REQUIREMENT: Which lines below hold the word "Sussex"? Copy all of them.

Saved data entries:

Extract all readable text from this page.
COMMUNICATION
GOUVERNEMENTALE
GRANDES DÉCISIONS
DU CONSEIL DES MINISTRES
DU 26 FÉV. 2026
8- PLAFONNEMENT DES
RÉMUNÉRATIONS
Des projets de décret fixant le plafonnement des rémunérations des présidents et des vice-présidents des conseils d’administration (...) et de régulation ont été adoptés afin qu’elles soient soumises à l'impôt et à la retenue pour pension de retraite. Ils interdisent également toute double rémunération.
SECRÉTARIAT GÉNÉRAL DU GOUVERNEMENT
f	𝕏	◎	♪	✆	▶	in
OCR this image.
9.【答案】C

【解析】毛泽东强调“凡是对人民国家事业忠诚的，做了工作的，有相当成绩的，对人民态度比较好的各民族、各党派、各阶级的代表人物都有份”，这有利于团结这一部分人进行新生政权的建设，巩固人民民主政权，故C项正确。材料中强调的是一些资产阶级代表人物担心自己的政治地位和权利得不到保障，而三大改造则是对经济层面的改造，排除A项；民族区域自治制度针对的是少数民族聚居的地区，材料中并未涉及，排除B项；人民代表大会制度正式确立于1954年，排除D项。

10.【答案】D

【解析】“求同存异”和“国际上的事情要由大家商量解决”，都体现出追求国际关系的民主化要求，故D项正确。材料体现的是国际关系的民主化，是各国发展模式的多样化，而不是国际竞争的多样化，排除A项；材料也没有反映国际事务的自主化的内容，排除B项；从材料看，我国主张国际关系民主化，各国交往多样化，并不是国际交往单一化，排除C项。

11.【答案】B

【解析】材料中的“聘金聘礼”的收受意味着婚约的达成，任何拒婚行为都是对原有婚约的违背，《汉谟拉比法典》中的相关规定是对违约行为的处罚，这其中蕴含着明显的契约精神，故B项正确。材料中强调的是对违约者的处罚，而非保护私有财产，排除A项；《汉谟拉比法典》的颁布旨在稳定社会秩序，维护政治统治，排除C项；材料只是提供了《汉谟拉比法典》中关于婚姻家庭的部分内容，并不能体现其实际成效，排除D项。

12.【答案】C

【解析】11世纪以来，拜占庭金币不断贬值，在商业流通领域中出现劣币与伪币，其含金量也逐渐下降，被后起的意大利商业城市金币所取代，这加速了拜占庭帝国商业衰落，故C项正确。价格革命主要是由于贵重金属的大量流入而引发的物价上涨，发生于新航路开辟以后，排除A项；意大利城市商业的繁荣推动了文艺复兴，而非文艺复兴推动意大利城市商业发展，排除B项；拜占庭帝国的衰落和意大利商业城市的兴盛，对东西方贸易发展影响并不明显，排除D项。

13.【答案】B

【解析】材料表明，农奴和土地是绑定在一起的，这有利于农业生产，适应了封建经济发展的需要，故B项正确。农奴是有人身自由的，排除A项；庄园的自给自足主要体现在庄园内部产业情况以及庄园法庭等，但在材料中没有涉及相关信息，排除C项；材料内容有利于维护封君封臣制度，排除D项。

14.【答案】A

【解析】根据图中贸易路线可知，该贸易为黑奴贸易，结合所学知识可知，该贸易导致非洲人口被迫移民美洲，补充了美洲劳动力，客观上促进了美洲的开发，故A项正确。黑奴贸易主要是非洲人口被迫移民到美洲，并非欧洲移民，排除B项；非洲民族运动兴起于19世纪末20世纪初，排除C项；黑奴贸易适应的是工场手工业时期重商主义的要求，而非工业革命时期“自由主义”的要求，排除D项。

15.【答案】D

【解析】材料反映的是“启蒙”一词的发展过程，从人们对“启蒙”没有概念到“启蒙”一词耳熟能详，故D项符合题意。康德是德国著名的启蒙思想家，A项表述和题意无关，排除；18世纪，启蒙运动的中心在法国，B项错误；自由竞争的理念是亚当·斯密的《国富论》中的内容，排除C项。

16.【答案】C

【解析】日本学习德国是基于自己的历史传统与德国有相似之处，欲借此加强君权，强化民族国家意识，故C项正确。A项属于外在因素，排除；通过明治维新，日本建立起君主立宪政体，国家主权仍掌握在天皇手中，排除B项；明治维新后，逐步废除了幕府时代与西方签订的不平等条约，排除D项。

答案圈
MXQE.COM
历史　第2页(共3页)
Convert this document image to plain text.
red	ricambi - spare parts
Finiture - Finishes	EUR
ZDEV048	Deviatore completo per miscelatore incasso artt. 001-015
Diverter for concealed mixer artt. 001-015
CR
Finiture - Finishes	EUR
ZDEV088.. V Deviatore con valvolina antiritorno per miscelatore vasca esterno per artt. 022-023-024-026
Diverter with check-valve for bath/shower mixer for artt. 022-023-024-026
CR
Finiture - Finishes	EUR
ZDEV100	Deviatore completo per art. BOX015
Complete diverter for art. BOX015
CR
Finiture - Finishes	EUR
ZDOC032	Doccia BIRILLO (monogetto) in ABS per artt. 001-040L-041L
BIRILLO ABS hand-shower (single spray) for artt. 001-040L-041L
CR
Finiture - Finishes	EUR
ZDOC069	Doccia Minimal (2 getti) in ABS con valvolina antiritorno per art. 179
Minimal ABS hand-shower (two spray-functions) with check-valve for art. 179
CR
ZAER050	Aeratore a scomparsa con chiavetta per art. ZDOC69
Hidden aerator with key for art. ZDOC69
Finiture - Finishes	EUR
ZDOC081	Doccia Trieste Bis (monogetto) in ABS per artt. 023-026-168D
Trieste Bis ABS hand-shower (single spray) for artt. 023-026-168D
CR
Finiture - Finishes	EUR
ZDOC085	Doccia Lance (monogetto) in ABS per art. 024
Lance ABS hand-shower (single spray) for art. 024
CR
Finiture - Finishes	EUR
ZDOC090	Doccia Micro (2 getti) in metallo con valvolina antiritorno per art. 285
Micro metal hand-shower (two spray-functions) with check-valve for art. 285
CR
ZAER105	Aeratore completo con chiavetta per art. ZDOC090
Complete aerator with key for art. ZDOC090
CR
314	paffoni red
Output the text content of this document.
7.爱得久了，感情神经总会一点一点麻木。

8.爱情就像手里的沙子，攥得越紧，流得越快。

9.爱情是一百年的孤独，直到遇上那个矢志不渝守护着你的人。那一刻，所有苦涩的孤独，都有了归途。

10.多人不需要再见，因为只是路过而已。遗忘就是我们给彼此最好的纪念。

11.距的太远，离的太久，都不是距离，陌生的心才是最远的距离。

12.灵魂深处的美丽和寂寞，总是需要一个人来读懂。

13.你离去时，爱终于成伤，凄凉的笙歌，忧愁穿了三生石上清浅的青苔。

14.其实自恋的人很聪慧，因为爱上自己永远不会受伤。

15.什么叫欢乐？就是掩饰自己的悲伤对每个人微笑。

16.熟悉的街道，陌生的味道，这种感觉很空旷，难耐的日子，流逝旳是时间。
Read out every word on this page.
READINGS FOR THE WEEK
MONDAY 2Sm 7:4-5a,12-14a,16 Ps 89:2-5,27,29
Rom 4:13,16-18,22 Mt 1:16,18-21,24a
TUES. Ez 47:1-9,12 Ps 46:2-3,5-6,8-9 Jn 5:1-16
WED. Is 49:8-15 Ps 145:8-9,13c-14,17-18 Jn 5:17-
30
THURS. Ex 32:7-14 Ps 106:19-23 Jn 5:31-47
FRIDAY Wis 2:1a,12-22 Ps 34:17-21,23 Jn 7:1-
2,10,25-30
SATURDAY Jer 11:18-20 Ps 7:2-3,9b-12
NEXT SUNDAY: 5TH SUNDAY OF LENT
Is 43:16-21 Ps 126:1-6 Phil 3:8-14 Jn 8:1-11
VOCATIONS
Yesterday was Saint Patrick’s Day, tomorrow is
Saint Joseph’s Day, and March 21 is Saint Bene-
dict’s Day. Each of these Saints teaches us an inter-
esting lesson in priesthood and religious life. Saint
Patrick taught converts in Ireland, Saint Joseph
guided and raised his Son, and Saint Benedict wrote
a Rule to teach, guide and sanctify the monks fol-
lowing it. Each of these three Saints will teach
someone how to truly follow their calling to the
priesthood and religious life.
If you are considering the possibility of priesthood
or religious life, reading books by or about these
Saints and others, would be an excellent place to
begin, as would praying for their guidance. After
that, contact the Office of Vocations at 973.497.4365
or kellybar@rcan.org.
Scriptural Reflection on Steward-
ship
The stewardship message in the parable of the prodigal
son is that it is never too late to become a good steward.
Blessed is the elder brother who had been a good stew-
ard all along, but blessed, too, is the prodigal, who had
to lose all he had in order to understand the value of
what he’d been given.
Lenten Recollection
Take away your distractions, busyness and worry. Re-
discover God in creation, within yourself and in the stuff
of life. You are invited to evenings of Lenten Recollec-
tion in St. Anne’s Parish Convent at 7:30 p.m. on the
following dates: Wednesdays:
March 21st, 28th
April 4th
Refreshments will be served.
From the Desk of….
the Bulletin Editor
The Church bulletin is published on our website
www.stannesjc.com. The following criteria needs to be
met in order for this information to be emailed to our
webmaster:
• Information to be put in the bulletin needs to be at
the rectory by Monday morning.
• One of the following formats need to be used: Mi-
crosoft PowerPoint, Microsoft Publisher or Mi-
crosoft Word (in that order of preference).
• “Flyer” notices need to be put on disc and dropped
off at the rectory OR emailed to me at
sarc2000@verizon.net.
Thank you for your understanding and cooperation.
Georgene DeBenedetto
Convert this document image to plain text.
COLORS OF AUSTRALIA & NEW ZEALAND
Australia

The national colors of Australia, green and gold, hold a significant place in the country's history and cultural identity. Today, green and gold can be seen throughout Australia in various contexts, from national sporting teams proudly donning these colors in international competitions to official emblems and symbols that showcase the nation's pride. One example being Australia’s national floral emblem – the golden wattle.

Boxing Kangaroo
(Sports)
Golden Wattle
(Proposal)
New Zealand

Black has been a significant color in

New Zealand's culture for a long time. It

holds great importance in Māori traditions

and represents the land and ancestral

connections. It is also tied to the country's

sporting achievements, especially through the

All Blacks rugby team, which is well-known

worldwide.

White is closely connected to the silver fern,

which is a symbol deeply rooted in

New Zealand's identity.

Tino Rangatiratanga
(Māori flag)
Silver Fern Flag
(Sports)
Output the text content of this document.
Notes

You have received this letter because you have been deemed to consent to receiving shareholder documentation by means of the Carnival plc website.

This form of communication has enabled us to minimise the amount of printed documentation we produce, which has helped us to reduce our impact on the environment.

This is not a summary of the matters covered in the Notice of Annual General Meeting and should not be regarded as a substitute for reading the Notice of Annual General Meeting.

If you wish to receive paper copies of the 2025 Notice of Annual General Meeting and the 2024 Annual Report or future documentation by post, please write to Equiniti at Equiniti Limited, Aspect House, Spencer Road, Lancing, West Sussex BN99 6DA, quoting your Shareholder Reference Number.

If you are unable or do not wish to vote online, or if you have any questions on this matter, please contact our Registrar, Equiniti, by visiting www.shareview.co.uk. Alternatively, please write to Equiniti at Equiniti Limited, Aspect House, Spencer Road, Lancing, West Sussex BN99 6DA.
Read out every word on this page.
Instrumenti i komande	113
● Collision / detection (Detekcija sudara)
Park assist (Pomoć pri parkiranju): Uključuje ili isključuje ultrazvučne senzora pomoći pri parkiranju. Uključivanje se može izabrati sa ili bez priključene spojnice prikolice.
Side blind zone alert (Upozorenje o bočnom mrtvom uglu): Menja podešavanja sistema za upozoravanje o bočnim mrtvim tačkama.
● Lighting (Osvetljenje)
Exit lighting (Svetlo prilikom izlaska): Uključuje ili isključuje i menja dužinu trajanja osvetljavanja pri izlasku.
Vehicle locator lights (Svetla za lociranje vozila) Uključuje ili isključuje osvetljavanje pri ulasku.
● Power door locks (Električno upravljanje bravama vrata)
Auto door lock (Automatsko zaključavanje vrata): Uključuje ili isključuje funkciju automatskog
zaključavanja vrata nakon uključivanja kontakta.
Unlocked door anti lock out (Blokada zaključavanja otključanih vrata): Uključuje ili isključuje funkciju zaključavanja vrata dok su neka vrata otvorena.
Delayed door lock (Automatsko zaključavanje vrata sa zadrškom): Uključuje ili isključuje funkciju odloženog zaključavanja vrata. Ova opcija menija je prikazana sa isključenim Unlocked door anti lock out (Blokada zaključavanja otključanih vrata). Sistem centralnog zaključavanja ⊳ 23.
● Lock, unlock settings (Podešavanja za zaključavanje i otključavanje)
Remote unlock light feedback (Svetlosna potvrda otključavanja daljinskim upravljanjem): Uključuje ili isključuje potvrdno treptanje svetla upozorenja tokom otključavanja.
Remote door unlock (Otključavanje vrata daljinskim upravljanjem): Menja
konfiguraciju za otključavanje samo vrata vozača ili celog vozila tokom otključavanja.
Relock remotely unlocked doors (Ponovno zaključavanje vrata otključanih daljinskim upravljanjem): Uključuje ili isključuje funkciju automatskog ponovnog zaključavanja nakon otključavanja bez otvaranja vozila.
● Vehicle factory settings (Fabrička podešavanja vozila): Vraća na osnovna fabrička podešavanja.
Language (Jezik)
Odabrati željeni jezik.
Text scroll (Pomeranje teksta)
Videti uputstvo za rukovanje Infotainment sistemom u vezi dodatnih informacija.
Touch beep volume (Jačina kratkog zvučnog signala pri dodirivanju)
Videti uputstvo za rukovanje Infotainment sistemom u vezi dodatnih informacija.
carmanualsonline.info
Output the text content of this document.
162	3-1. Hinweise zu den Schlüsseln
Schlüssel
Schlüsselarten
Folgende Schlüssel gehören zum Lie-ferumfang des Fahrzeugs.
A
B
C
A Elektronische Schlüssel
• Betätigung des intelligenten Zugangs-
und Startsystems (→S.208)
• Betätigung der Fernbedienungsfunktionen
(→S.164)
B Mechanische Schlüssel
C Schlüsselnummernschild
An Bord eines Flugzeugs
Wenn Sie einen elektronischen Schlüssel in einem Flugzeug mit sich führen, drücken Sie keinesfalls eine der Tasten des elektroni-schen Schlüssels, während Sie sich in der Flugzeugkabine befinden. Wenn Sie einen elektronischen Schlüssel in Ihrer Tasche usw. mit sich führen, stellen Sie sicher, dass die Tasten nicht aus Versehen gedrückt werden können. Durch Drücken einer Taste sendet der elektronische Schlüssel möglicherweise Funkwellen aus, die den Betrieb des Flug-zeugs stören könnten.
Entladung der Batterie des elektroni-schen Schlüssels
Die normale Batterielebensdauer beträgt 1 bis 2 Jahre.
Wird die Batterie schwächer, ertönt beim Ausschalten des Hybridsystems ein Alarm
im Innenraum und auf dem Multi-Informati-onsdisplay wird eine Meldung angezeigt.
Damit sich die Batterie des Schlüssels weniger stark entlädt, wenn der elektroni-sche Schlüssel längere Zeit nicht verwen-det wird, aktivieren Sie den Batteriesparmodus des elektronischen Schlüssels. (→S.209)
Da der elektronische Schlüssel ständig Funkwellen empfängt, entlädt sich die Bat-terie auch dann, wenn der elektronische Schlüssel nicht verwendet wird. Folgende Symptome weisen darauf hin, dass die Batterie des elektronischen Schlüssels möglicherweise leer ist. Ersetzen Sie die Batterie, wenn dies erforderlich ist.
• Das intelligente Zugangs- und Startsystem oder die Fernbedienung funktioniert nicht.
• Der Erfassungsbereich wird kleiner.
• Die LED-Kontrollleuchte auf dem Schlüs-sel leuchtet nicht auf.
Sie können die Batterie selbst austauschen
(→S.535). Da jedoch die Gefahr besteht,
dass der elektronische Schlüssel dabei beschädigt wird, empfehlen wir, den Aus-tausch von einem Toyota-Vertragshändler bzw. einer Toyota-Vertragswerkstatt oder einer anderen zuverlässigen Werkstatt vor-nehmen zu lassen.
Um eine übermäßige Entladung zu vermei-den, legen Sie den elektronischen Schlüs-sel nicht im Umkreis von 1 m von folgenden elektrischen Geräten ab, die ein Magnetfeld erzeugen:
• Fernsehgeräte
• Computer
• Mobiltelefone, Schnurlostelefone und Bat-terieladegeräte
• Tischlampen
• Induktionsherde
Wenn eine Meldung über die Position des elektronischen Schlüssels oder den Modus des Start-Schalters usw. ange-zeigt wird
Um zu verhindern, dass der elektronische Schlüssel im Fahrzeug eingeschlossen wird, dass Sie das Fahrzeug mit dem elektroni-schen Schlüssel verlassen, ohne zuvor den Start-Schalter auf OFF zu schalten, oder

WRITTEN RESPONSE:
If you wish to receive paper copies of the 2025 Notice of Annual General Meeting and the 2024 Annual Report or future documentation by post, please write to Equiniti at Equiniti Limited, Aspect House, Spencer Road, Lancing, West Sussex BN99 6DA, quoting your Shareholder Reference Number.
If you are unable or do not wish to vote online, or if you have any questions on this matter, please contact our Registrar, Equiniti, by visiting www.shareview.co.uk. Alternatively, please write to Equiniti at Equiniti Limited, Aspect House, Spencer Road, Lancing, West Sussex BN99 6DA.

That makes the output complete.